---------- Record extracts
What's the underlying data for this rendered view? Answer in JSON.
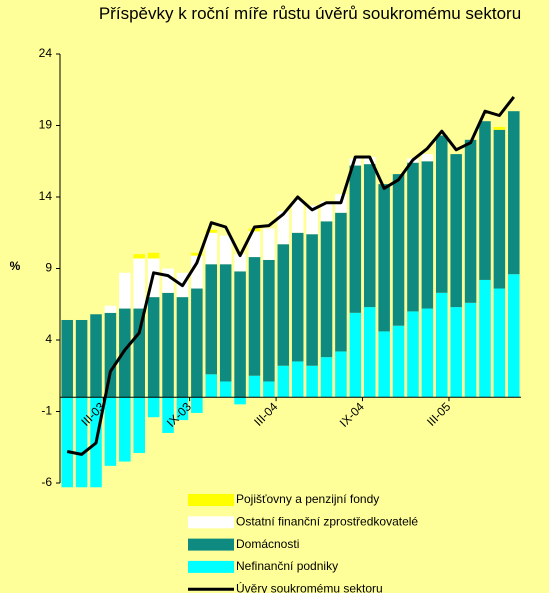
{
  "chart_data": {
    "type": "bar",
    "stacked": true,
    "title": "Příspěvky k roční míře růstu úvěrů soukromému sektoru",
    "ylabel": "%",
    "categories": [
      null,
      null,
      "III-03",
      null,
      null,
      null,
      null,
      null,
      "IX-03",
      null,
      null,
      null,
      null,
      null,
      "III-04",
      null,
      null,
      null,
      null,
      null,
      "IX-04",
      null,
      null,
      null,
      null,
      null,
      "III-05",
      null,
      null,
      null,
      null,
      null
    ],
    "series": [
      {
        "name": "Pojišťovny a penzijní fondy",
        "type": "bar",
        "color": "#ffff00",
        "values": [
          0,
          0,
          0,
          0,
          0,
          0.3,
          0.4,
          0,
          0,
          0.2,
          0.2,
          0,
          0,
          0.2,
          0,
          0,
          0,
          0,
          0,
          0,
          0,
          0,
          0,
          0,
          0,
          0,
          0,
          0,
          0,
          0,
          0.2,
          0
        ]
      },
      {
        "name": "Ostatní finanční zprostředkovatelé",
        "type": "bar",
        "color": "#ffffff",
        "values": [
          0,
          0,
          0,
          0.5,
          2.5,
          3.5,
          2.7,
          1.7,
          1.7,
          2.3,
          2.2,
          2.0,
          1.2,
          1.8,
          2.2,
          2.3,
          2.3,
          2.0,
          1.4,
          1.3,
          0.5,
          0.5,
          0,
          0,
          0.3,
          0.5,
          0,
          0,
          0,
          0,
          0,
          0
        ]
      },
      {
        "name": "Domácnosti",
        "type": "bar",
        "color": "#0f8a80",
        "values": [
          5.4,
          5.4,
          5.8,
          5.9,
          6.2,
          6.2,
          7.0,
          7.3,
          7.0,
          7.6,
          7.7,
          8.2,
          8.8,
          8.3,
          8.5,
          8.5,
          9.0,
          9.2,
          9.5,
          9.7,
          10.3,
          10.0,
          10.3,
          10.6,
          10.4,
          10.3,
          11.0,
          10.7,
          11.4,
          11.1,
          11.1,
          11.4
        ]
      },
      {
        "name": "Nefinanční podniky",
        "type": "bar",
        "color": "#00ffff",
        "values": [
          -6.3,
          -6.3,
          -6.3,
          -4.8,
          -4.5,
          -3.9,
          -1.4,
          -2.5,
          -1.6,
          -1.1,
          1.6,
          1.1,
          -0.5,
          1.5,
          1.1,
          2.2,
          2.5,
          2.2,
          2.8,
          3.2,
          5.9,
          6.3,
          4.6,
          5.0,
          6.0,
          6.2,
          7.3,
          6.3,
          6.6,
          8.2,
          7.6,
          8.6
        ]
      },
      {
        "name": "Úvěry soukromému sektoru",
        "type": "line",
        "color": "#000000",
        "values": [
          -3.8,
          -4.0,
          -3.2,
          1.8,
          3.3,
          4.5,
          8.7,
          8.5,
          7.8,
          9.4,
          12.2,
          11.9,
          9.9,
          11.9,
          12.0,
          12.8,
          14.0,
          13.1,
          13.6,
          13.6,
          16.8,
          16.8,
          14.6,
          15.2,
          16.6,
          17.4,
          18.6,
          17.3,
          17.8,
          20.0,
          19.7,
          21.0
        ]
      }
    ],
    "ylim": [
      -6,
      24
    ],
    "yticks": [
      -6,
      -1,
      4,
      9,
      14,
      19,
      24
    ],
    "grid": false
  }
}
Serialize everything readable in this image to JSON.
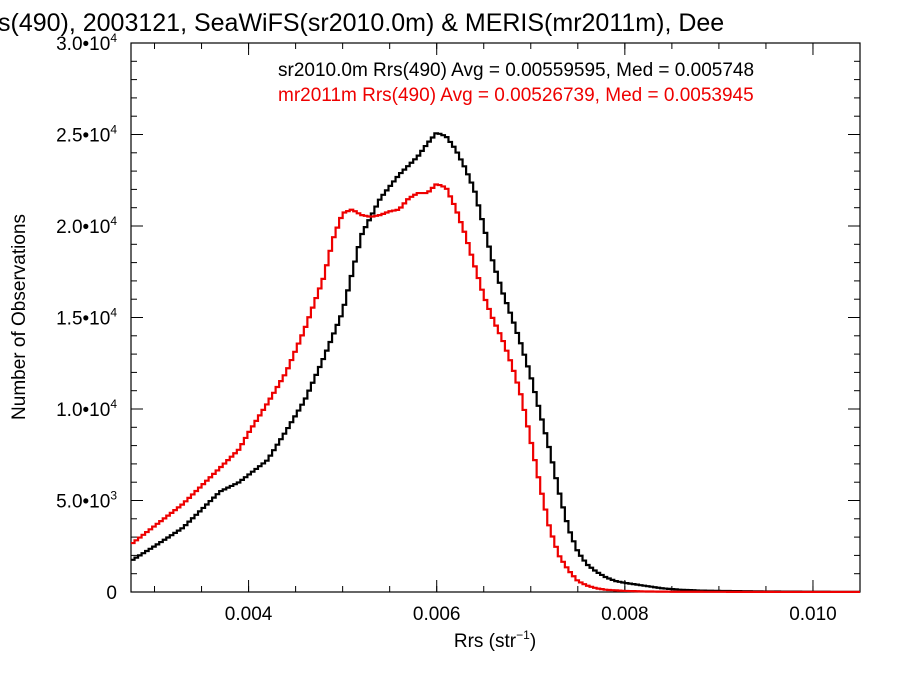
{
  "chart_data": {
    "type": "line",
    "title": "s(490), 2003121, SeaWiFS(sr2010.0m) & MERIS(mr2011m), Dee",
    "xlabel": "Rrs (str",
    "xlabel_sup": "−1",
    "xlabel_end": ")",
    "ylabel": "Number of Observations",
    "xlim": [
      0.00275,
      0.0105
    ],
    "ylim": [
      0,
      30000
    ],
    "x_ticks": [
      {
        "value": 0.004,
        "label": "0.004"
      },
      {
        "value": 0.006,
        "label": "0.006"
      },
      {
        "value": 0.008,
        "label": "0.008"
      },
      {
        "value": 0.01,
        "label": "0.010"
      }
    ],
    "y_ticks": [
      {
        "value": 0,
        "mant": "0",
        "exp": ""
      },
      {
        "value": 5000,
        "mant": "5.0•10",
        "exp": "3"
      },
      {
        "value": 10000,
        "mant": "1.0•10",
        "exp": "4"
      },
      {
        "value": 15000,
        "mant": "1.5•10",
        "exp": "4"
      },
      {
        "value": 20000,
        "mant": "2.0•10",
        "exp": "4"
      },
      {
        "value": 25000,
        "mant": "2.5•10",
        "exp": "4"
      },
      {
        "value": 30000,
        "mant": "3.0•10",
        "exp": "4"
      }
    ],
    "legend_position": "top-right",
    "annotations": [
      {
        "text": "sr2010.0m Rrs(490) Avg = 0.00559595, Med = 0.005748",
        "color": "#000000"
      },
      {
        "text": "mr2011m Rrs(490) Avg = 0.00526739, Med = 0.0053945",
        "color": "#ee0000"
      }
    ],
    "series": [
      {
        "color": "#000000",
        "x": [
          0.00275,
          0.003,
          0.0033,
          0.0035,
          0.0037,
          0.0039,
          0.004,
          0.0042,
          0.0044,
          0.0046,
          0.0048,
          0.005,
          0.0052,
          0.0054,
          0.0056,
          0.0058,
          0.0059,
          0.006,
          0.0061,
          0.0062,
          0.0063,
          0.0064,
          0.0065,
          0.0066,
          0.0067,
          0.0068,
          0.0069,
          0.007,
          0.0071,
          0.0072,
          0.0073,
          0.0074,
          0.0075,
          0.0076,
          0.0077,
          0.0078,
          0.0079,
          0.008,
          0.0082,
          0.0084,
          0.0086,
          0.0088,
          0.009,
          0.0095,
          0.01,
          0.0105
        ],
        "y": [
          1700,
          2500,
          3500,
          4500,
          5500,
          6000,
          6400,
          7200,
          8800,
          10500,
          12800,
          15300,
          19500,
          21500,
          22800,
          23800,
          24500,
          25100,
          24900,
          24200,
          23200,
          22000,
          20000,
          18000,
          16400,
          15000,
          13500,
          11800,
          9800,
          7800,
          5500,
          3500,
          2200,
          1500,
          1100,
          800,
          600,
          500,
          350,
          200,
          120,
          80,
          60,
          30,
          15,
          5
        ]
      },
      {
        "color": "#ee0000",
        "x": [
          0.00275,
          0.003,
          0.0033,
          0.0035,
          0.0037,
          0.0039,
          0.004,
          0.0042,
          0.0044,
          0.0046,
          0.0048,
          0.0049,
          0.005,
          0.0051,
          0.0052,
          0.0053,
          0.0054,
          0.0055,
          0.0056,
          0.0057,
          0.0058,
          0.0059,
          0.006,
          0.0061,
          0.0062,
          0.0063,
          0.0064,
          0.0065,
          0.0066,
          0.0067,
          0.0068,
          0.0069,
          0.007,
          0.0071,
          0.0072,
          0.0073,
          0.0074,
          0.0075,
          0.0076,
          0.0077,
          0.0078,
          0.008,
          0.0082,
          0.0085,
          0.009,
          0.0095,
          0.01,
          0.0105
        ],
        "y": [
          2600,
          3600,
          4800,
          5800,
          6800,
          7800,
          8700,
          10300,
          12000,
          14400,
          17200,
          19300,
          20700,
          20900,
          20600,
          20500,
          20600,
          20800,
          20900,
          21500,
          21800,
          21800,
          22300,
          22100,
          21000,
          19600,
          17900,
          16200,
          14900,
          13800,
          12400,
          10700,
          8300,
          5800,
          3500,
          2000,
          1200,
          600,
          350,
          200,
          120,
          60,
          30,
          15,
          10,
          5,
          3,
          2
        ]
      }
    ]
  }
}
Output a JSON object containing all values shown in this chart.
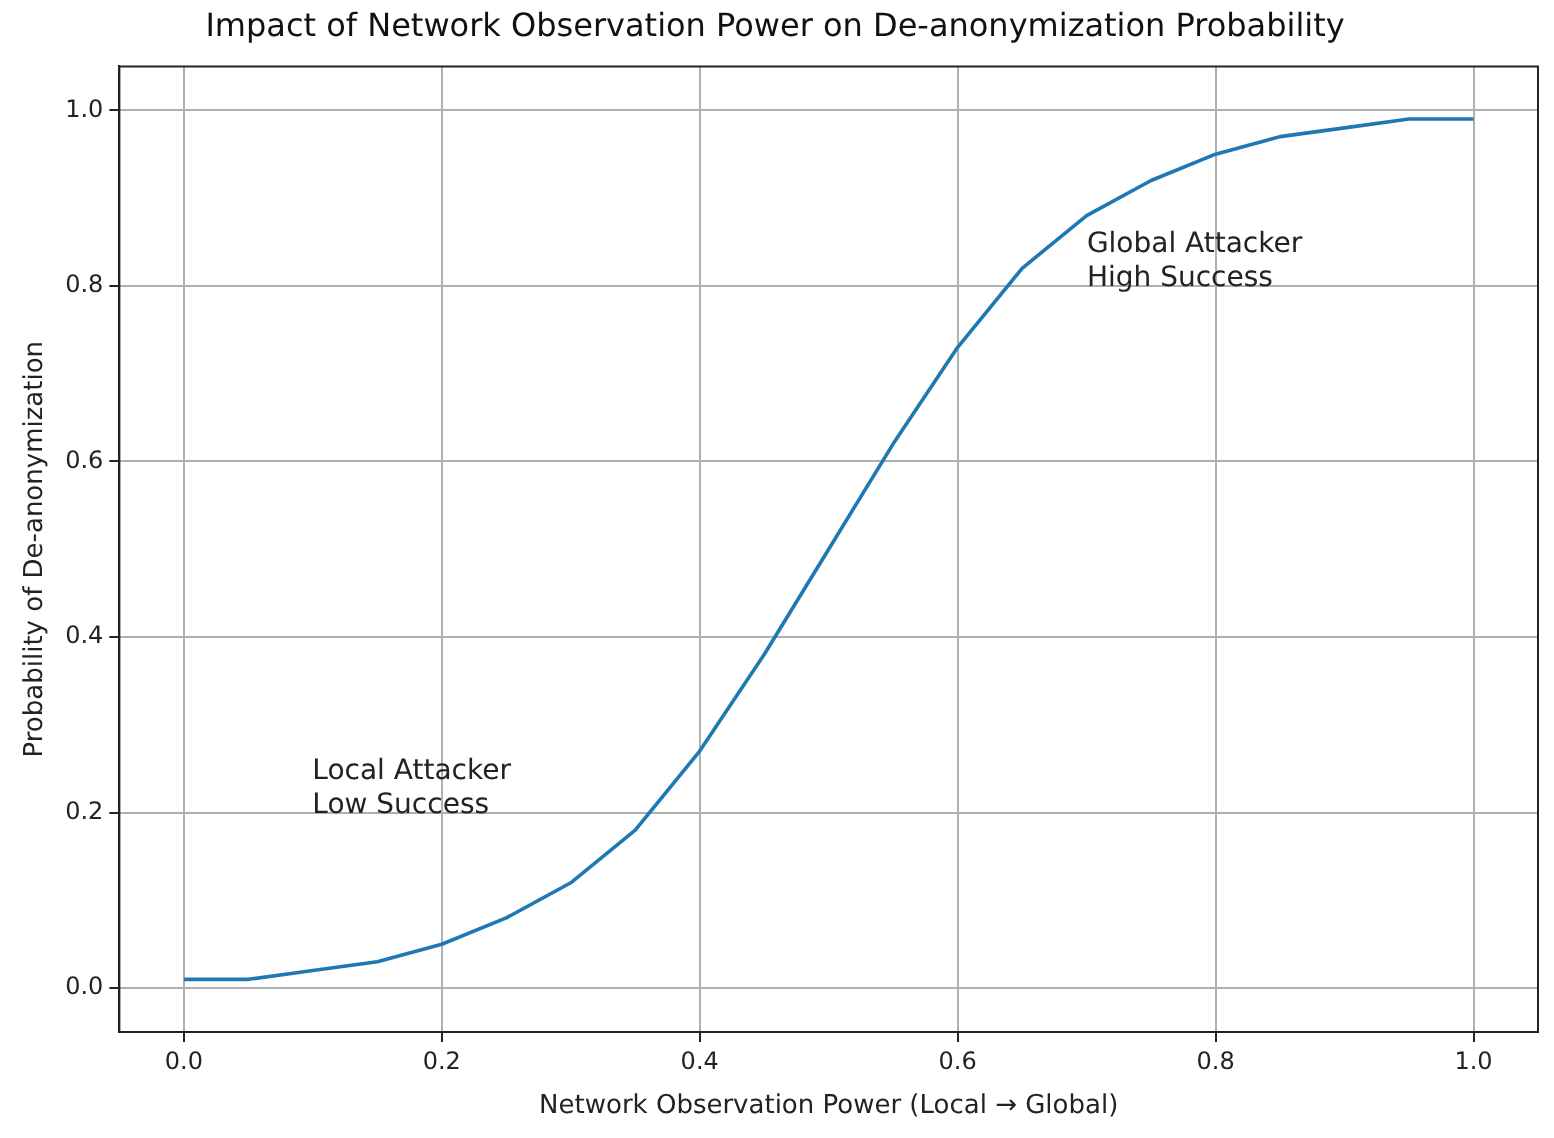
{
  "chart_data": {
    "type": "line",
    "title": "Impact of Network Observation Power on De-anonymization Probability",
    "xlabel": "Network Observation Power (Local → Global)",
    "ylabel": "Probability of De-anonymization",
    "x": [
      0,
      0.05,
      0.1,
      0.15,
      0.2,
      0.25,
      0.3,
      0.35,
      0.4,
      0.45,
      0.5,
      0.55,
      0.6,
      0.65,
      0.7,
      0.75,
      0.8,
      0.85,
      0.9,
      0.95,
      1.0
    ],
    "series": [
      {
        "color": "#1f77b4",
        "values": [
          0.01,
          0.01,
          0.02,
          0.03,
          0.05,
          0.08,
          0.12,
          0.18,
          0.27,
          0.38,
          0.5,
          0.62,
          0.73,
          0.82,
          0.88,
          0.92,
          0.95,
          0.97,
          0.98,
          0.99,
          0.99
        ]
      }
    ],
    "xlim": [
      -0.05,
      1.05
    ],
    "ylim": [
      -0.05,
      1.05
    ],
    "xticks": [
      {
        "value": 0,
        "label": "0.0"
      },
      {
        "value": 0.2,
        "label": "0.2"
      },
      {
        "value": 0.4,
        "label": "0.4"
      },
      {
        "value": 0.6,
        "label": "0.6"
      },
      {
        "value": 0.8,
        "label": "0.8"
      },
      {
        "value": 1.0,
        "label": "1.0"
      }
    ],
    "yticks": [
      {
        "value": 0,
        "label": "0.0"
      },
      {
        "value": 0.2,
        "label": "0.2"
      },
      {
        "value": 0.4,
        "label": "0.4"
      },
      {
        "value": 0.6,
        "label": "0.6"
      },
      {
        "value": 0.8,
        "label": "0.8"
      },
      {
        "value": 1.0,
        "label": "1.0"
      }
    ],
    "annotations": [
      "Local Attacker\nLow Success",
      "Global Attacker\nHigh Success"
    ],
    "grid": true,
    "marker": "none",
    "line_style": "solid",
    "legend": false
  }
}
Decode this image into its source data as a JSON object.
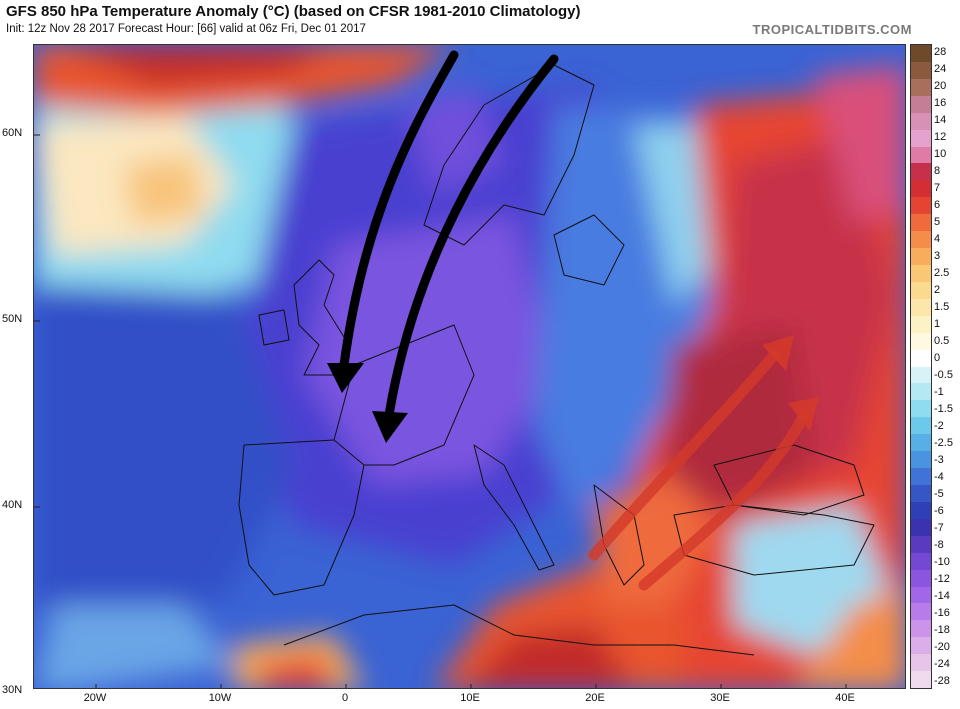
{
  "header": {
    "title": "GFS 850 hPa Temperature Anomaly (°C) (based on CFSR 1981-2010 Climatology)",
    "subtitle": "Init: 12z Nov 28 2017   Forecast Hour: [66]   valid at 06z Fri, Dec 01 2017",
    "brand": "TROPICALTIDBITS.COM"
  },
  "map": {
    "lat_labels": [
      "60N",
      "50N",
      "40N",
      "30N"
    ],
    "lon_labels": [
      "20W",
      "10W",
      "0",
      "10E",
      "20E",
      "30E",
      "40E"
    ],
    "annotations": {
      "black_arrows": "cold air flow southward over western Europe",
      "red_arrows": "warm air flow northeastward over eastern Europe"
    },
    "colors": {
      "cold_core": "#7b56e0",
      "cold": "#3f55d6",
      "cool": "#5a8fe6",
      "neutral": "#ffffff",
      "warm": "#e8542e",
      "hot": "#c22a2a"
    }
  },
  "legend": {
    "labels": [
      "28",
      "24",
      "20",
      "16",
      "14",
      "12",
      "10",
      "8",
      "7",
      "6",
      "5",
      "4",
      "3",
      "2.5",
      "2",
      "1.5",
      "1",
      "0.5",
      "0",
      "-0.5",
      "-1",
      "-1.5",
      "-2",
      "-2.5",
      "-3",
      "-4",
      "-5",
      "-6",
      "-7",
      "-8",
      "-10",
      "-12",
      "-14",
      "-16",
      "-18",
      "-20",
      "-24",
      "-28"
    ],
    "colors": [
      "#6e4a2b",
      "#8b5a3c",
      "#a8705c",
      "#c47f96",
      "#d891b6",
      "#e6a2cf",
      "#e07aa6",
      "#c7304a",
      "#d42d34",
      "#e64433",
      "#ef6a3d",
      "#f48d4a",
      "#f8ad5c",
      "#fac775",
      "#fbd98f",
      "#fce6a9",
      "#fdf1c6",
      "#fff9e2",
      "#ffffff",
      "#d8f3f7",
      "#b4e8f2",
      "#8fdbef",
      "#6cc9ec",
      "#58afe6",
      "#4a93e0",
      "#3f74d6",
      "#3656c6",
      "#2f3fb5",
      "#3b32b0",
      "#5a3bc0",
      "#7448d3",
      "#8c55e0",
      "#a266e8",
      "#b87cea",
      "#cc93ea",
      "#dcaee9",
      "#e7c5e8",
      "#f0dbee"
    ]
  }
}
--------------------
In the entries above, find each line with the string "Power" and copy it.

[Result of this exercise]:
    "title": "Impact of Network Observation Power on De-anonymization Probability",
    "xlabel": "Network Observation Power (Local → Global)",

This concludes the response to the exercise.